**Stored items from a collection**
[Start of section]

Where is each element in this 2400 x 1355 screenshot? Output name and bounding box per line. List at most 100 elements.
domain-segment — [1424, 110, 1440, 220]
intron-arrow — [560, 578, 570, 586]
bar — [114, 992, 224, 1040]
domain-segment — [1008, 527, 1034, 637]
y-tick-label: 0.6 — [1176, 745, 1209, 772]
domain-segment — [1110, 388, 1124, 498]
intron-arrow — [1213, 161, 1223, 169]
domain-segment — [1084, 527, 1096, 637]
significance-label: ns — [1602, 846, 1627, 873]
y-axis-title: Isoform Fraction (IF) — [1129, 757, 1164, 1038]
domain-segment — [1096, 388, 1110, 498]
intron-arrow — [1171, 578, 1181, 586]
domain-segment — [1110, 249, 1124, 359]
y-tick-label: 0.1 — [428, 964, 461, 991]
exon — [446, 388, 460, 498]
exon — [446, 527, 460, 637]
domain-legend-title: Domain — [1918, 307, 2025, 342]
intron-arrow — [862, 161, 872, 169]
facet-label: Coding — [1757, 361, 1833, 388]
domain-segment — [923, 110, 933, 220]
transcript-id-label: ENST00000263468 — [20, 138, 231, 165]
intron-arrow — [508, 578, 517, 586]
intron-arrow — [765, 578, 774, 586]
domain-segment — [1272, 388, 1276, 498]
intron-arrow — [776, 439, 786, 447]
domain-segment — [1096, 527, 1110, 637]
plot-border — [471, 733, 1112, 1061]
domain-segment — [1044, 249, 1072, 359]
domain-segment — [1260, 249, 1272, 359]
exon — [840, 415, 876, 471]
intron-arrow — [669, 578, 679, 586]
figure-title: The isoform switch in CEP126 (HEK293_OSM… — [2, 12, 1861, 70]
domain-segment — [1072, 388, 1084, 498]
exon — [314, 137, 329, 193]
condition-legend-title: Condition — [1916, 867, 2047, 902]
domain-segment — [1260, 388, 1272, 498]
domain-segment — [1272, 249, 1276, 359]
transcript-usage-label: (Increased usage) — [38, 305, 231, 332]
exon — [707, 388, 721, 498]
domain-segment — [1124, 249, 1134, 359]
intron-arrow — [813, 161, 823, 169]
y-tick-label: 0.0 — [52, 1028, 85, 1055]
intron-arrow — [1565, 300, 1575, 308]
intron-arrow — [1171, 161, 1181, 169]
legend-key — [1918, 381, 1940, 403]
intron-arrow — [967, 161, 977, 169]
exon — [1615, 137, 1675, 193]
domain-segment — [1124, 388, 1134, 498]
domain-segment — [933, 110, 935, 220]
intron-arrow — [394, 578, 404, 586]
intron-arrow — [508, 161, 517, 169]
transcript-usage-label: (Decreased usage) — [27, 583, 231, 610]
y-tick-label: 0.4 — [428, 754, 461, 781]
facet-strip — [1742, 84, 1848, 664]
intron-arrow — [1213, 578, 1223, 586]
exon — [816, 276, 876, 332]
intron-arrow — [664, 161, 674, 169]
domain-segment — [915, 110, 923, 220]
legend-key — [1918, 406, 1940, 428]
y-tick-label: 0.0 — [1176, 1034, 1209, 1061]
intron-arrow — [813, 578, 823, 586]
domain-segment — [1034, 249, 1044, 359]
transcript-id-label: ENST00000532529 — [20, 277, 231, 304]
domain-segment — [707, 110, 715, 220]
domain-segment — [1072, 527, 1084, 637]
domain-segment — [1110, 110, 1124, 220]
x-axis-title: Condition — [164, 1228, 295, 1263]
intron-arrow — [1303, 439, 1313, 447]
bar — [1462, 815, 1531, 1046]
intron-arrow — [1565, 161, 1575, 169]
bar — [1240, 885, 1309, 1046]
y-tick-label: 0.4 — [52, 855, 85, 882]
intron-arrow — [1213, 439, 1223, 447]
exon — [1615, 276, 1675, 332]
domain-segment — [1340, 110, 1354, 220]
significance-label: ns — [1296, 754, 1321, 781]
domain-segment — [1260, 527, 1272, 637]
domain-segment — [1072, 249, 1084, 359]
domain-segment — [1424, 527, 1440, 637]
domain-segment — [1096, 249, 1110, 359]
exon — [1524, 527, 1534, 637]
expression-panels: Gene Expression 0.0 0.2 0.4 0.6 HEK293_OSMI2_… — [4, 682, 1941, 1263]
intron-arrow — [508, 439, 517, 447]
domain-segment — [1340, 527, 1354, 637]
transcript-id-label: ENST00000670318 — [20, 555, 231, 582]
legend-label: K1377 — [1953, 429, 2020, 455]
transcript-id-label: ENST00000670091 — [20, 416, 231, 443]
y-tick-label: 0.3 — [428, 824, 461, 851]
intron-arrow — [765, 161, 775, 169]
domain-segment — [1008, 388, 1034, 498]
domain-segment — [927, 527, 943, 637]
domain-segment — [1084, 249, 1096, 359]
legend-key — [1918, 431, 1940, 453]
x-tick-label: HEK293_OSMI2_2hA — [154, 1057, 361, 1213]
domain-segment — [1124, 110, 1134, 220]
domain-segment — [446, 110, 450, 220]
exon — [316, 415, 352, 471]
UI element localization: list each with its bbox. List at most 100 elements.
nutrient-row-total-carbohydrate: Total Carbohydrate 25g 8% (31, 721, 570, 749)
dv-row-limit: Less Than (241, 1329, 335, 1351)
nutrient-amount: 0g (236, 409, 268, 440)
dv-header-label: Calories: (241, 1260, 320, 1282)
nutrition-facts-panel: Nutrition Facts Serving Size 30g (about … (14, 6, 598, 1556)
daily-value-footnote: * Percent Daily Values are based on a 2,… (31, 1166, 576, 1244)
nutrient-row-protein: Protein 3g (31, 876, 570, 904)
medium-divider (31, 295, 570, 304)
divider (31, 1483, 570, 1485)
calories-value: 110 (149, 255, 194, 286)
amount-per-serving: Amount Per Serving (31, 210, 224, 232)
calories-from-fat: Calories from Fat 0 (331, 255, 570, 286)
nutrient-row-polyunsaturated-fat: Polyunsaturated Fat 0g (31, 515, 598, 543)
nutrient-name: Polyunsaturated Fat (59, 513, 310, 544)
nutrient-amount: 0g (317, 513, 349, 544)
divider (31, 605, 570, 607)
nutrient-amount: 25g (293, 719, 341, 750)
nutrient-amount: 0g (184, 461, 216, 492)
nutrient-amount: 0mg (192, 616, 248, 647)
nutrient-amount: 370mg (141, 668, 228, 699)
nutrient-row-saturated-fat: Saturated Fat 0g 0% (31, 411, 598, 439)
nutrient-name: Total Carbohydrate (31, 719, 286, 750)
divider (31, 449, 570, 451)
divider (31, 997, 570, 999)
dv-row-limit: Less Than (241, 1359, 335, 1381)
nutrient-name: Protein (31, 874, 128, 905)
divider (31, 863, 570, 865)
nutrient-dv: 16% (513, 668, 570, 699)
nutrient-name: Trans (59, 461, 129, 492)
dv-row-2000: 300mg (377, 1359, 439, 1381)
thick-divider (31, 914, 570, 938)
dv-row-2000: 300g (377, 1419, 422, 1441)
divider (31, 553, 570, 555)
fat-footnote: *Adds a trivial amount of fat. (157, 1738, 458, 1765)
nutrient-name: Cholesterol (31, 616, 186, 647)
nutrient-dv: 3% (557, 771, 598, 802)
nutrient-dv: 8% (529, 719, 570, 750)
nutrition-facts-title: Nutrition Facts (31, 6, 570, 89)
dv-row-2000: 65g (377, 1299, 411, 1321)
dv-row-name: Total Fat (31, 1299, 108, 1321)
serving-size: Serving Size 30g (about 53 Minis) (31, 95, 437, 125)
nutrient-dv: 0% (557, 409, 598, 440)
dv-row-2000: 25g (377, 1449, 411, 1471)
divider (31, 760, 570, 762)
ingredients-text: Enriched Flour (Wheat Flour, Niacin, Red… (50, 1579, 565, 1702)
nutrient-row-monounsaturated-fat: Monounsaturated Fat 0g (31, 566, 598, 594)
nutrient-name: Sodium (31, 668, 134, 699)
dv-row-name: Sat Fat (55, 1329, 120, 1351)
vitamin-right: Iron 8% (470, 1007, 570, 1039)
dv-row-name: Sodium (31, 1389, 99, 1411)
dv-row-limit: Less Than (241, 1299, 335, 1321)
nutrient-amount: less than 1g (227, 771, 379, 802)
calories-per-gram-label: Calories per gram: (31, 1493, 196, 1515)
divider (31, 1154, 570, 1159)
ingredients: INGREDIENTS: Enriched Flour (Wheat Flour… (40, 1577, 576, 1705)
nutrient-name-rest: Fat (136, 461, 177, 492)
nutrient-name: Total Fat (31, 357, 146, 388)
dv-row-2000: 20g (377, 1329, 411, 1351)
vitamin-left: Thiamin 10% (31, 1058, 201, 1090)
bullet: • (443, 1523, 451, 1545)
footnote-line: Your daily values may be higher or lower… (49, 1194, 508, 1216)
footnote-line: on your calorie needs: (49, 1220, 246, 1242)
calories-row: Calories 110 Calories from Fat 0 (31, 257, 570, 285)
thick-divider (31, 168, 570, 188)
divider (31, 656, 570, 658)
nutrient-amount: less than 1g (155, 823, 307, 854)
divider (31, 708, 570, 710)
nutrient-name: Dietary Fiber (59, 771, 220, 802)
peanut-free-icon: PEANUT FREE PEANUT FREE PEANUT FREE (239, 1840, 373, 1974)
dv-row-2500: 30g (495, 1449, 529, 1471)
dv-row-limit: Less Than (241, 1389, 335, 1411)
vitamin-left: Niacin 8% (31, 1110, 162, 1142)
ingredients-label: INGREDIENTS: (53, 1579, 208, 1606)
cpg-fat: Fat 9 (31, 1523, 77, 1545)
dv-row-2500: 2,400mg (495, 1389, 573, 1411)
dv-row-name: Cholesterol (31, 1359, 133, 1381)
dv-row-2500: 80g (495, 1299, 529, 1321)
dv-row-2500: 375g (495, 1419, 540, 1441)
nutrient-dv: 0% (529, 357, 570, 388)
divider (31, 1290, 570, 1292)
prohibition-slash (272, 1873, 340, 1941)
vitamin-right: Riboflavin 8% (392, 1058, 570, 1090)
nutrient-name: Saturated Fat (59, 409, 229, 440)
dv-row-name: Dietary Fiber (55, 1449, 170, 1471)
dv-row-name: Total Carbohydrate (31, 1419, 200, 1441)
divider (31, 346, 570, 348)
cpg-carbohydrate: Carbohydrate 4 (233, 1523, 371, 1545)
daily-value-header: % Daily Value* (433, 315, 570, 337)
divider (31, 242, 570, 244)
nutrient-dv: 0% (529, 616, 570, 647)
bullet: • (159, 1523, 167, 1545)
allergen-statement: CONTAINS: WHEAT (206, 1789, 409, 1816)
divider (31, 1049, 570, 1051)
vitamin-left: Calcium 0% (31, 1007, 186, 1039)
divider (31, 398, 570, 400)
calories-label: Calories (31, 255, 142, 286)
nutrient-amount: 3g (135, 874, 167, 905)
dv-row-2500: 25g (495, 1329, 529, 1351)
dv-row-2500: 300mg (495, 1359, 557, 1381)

[End of section]

**Task description**
From the data above, pick out each line containing "most" and copy it.

**Solution for this problem**
Where is each element in this 2400 x 1355 screenshot? Output name and bounding box per line. List at most 100 elements.
UI element localization: list each with its bbox. List at most 100 elements.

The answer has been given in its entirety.